→ Brief:
Report the count of lines holding "JSON" in the records, with no other words.

□ □ □ □

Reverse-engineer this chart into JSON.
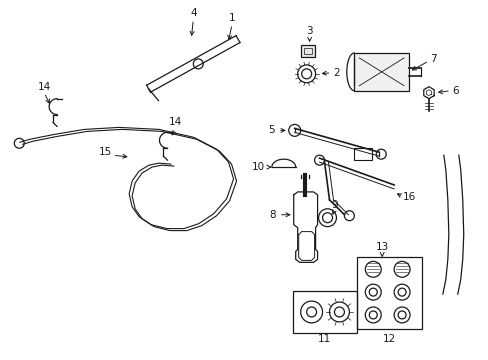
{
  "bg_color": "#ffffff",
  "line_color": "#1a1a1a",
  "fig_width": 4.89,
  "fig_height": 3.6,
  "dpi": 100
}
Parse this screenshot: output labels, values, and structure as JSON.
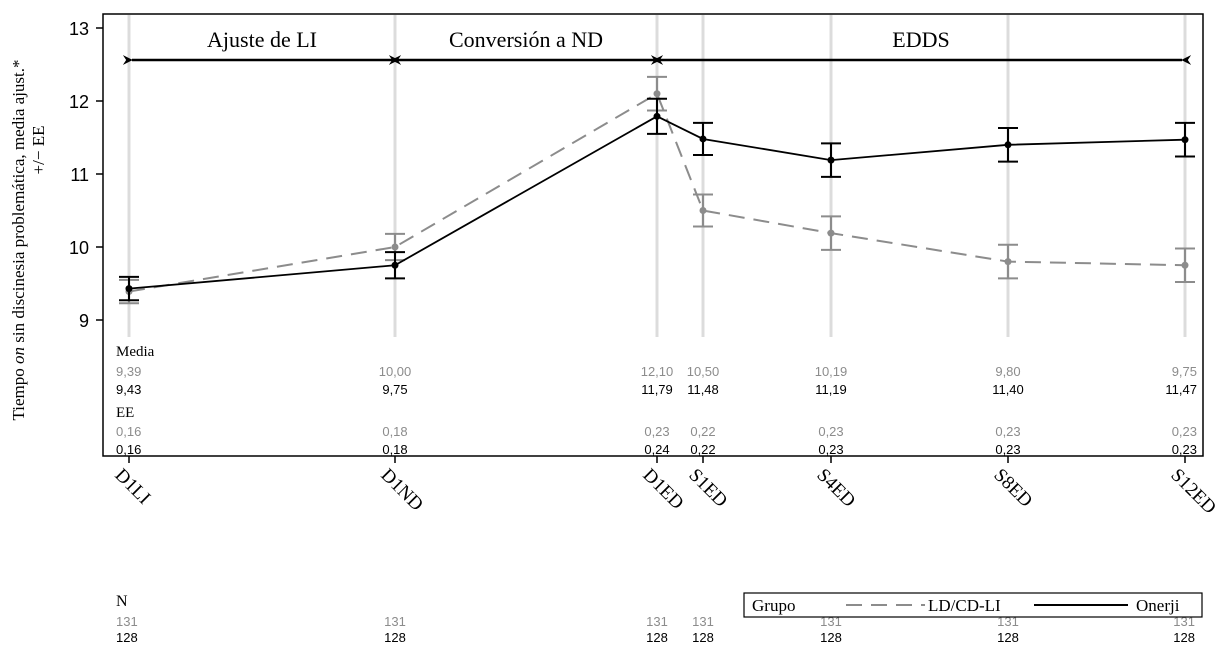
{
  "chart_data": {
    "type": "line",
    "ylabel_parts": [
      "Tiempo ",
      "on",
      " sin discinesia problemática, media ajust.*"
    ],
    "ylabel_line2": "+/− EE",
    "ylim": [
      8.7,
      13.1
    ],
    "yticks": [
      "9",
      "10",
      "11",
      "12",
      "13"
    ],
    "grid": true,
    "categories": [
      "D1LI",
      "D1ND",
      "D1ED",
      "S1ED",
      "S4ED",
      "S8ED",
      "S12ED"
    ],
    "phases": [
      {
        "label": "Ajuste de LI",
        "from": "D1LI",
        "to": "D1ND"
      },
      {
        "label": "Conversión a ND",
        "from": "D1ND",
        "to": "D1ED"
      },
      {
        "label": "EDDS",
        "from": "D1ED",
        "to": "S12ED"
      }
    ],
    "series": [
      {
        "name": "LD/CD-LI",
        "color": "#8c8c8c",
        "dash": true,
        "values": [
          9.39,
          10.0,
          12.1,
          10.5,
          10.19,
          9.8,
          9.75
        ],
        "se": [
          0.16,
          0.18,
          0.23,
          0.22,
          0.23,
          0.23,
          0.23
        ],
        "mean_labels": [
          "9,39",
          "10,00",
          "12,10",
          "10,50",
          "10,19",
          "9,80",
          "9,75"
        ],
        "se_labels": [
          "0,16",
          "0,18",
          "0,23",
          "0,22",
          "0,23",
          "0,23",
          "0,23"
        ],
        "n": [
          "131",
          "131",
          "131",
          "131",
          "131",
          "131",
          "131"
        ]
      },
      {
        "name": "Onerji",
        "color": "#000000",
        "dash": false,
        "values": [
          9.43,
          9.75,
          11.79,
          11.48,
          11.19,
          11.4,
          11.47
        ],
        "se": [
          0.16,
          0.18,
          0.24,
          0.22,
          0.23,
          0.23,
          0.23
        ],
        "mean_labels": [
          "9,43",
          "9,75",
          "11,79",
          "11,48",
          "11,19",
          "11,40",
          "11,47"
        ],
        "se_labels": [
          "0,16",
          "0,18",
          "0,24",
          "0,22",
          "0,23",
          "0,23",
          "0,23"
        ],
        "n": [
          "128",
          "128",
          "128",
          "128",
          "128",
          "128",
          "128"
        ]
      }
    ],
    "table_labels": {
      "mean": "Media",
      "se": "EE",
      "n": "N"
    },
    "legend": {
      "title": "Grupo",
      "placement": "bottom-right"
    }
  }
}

□ □ □ □

→ Response to this exercise:
2